WHAT YOU WILL DO:
Print all records exactly, leaving nothing out.

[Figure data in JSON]
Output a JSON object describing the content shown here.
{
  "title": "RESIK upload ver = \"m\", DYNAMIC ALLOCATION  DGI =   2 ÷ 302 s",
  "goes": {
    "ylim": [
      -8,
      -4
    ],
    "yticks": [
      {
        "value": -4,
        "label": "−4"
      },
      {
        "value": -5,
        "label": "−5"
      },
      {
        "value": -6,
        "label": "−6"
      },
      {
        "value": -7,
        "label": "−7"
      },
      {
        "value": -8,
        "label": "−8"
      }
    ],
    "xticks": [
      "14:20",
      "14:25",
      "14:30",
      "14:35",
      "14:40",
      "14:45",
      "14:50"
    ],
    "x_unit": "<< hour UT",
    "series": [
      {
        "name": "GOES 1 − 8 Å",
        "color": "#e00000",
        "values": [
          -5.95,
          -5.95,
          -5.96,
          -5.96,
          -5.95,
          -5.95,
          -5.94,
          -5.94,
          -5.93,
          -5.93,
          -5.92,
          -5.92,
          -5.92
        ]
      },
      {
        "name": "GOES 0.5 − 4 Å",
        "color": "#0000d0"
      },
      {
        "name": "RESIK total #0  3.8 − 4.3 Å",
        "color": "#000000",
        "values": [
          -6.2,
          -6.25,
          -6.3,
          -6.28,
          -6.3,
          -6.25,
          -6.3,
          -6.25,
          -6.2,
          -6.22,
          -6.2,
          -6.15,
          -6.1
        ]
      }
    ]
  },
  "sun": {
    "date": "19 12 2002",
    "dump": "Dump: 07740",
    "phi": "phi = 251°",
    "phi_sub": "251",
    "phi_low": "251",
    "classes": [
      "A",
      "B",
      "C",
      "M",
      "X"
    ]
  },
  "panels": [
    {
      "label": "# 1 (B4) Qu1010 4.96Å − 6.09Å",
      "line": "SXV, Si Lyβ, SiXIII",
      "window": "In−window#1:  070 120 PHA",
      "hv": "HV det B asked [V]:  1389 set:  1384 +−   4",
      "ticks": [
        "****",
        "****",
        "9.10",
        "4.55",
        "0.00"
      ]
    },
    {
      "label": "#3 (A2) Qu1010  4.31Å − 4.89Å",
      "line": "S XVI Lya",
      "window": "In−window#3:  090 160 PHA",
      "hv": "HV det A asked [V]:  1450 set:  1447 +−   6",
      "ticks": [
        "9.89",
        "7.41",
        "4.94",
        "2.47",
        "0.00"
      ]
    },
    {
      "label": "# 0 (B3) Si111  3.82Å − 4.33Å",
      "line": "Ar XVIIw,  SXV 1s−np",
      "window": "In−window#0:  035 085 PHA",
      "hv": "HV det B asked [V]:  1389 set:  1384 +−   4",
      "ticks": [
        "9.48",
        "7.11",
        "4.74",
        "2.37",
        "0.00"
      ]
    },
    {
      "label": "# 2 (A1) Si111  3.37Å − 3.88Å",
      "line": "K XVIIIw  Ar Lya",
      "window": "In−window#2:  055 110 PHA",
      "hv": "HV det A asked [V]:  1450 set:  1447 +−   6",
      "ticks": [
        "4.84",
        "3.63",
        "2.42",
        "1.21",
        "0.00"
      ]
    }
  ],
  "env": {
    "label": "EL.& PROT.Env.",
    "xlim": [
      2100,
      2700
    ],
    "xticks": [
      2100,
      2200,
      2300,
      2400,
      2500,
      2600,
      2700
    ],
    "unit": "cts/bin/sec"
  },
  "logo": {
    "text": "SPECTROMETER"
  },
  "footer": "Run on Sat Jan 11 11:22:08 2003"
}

THE RESPONSE:
Output a JSON object describing the content shown here.
{
  "title": "RESIK upload ver = \"m\", DYNAMIC ALLOCATION  DGI =   2 ÷ 302 s",
  "goes": {
    "ylim": [
      -8,
      -4
    ],
    "yticks": [
      {
        "value": -4,
        "label": "−4"
      },
      {
        "value": -5,
        "label": "−5"
      },
      {
        "value": -6,
        "label": "−6"
      },
      {
        "value": -7,
        "label": "−7"
      },
      {
        "value": -8,
        "label": "−8"
      }
    ],
    "xticks": [
      "14:20",
      "14:25",
      "14:30",
      "14:35",
      "14:40",
      "14:45",
      "14:50"
    ],
    "x_unit": "<< hour UT",
    "series": [
      {
        "name": "GOES 1 − 8 Å",
        "color": "#e00000",
        "values": [
          -5.95,
          -5.95,
          -5.96,
          -5.96,
          -5.95,
          -5.95,
          -5.94,
          -5.94,
          -5.93,
          -5.93,
          -5.92,
          -5.92,
          -5.92
        ]
      },
      {
        "name": "GOES 0.5 − 4 Å",
        "color": "#0000d0"
      },
      {
        "name": "RESIK total #0  3.8 − 4.3 Å",
        "color": "#000000",
        "values": [
          -6.2,
          -6.25,
          -6.3,
          -6.28,
          -6.3,
          -6.25,
          -6.3,
          -6.25,
          -6.2,
          -6.22,
          -6.2,
          -6.15,
          -6.1
        ]
      }
    ]
  },
  "sun": {
    "date": "19 12 2002",
    "dump": "Dump: 07740",
    "phi": "phi = 251°",
    "phi_sub": "251",
    "phi_low": "251",
    "classes": [
      "A",
      "B",
      "C",
      "M",
      "X"
    ]
  },
  "panels": [
    {
      "label": "# 1 (B4) Qu1010 4.96Å − 6.09Å",
      "line": "SXV, Si Lyβ, SiXIII",
      "window": "In−window#1:  070 120 PHA",
      "hv": "HV det B asked [V]:  1389 set:  1384 +−   4",
      "ticks": [
        "****",
        "****",
        "9.10",
        "4.55",
        "0.00"
      ]
    },
    {
      "label": "#3 (A2) Qu1010  4.31Å − 4.89Å",
      "line": "S XVI Lya",
      "window": "In−window#3:  090 160 PHA",
      "hv": "HV det A asked [V]:  1450 set:  1447 +−   6",
      "ticks": [
        "9.89",
        "7.41",
        "4.94",
        "2.47",
        "0.00"
      ]
    },
    {
      "label": "# 0 (B3) Si111  3.82Å − 4.33Å",
      "line": "Ar XVIIw,  SXV 1s−np",
      "window": "In−window#0:  035 085 PHA",
      "hv": "HV det B asked [V]:  1389 set:  1384 +−   4",
      "ticks": [
        "9.48",
        "7.11",
        "4.74",
        "2.37",
        "0.00"
      ]
    },
    {
      "label": "# 2 (A1) Si111  3.37Å − 3.88Å",
      "line": "K XVIIIw  Ar Lya",
      "window": "In−window#2:  055 110 PHA",
      "hv": "HV det A asked [V]:  1450 set:  1447 +−   6",
      "ticks": [
        "4.84",
        "3.63",
        "2.42",
        "1.21",
        "0.00"
      ]
    }
  ],
  "env": {
    "label": "EL.& PROT.Env.",
    "xlim": [
      2100,
      2700
    ],
    "xticks": [
      2100,
      2200,
      2300,
      2400,
      2500,
      2600,
      2700
    ],
    "unit": "cts/bin/sec"
  },
  "logo": {
    "text": "SPECTROMETER"
  },
  "footer": "Run on Sat Jan 11 11:22:08 2003"
}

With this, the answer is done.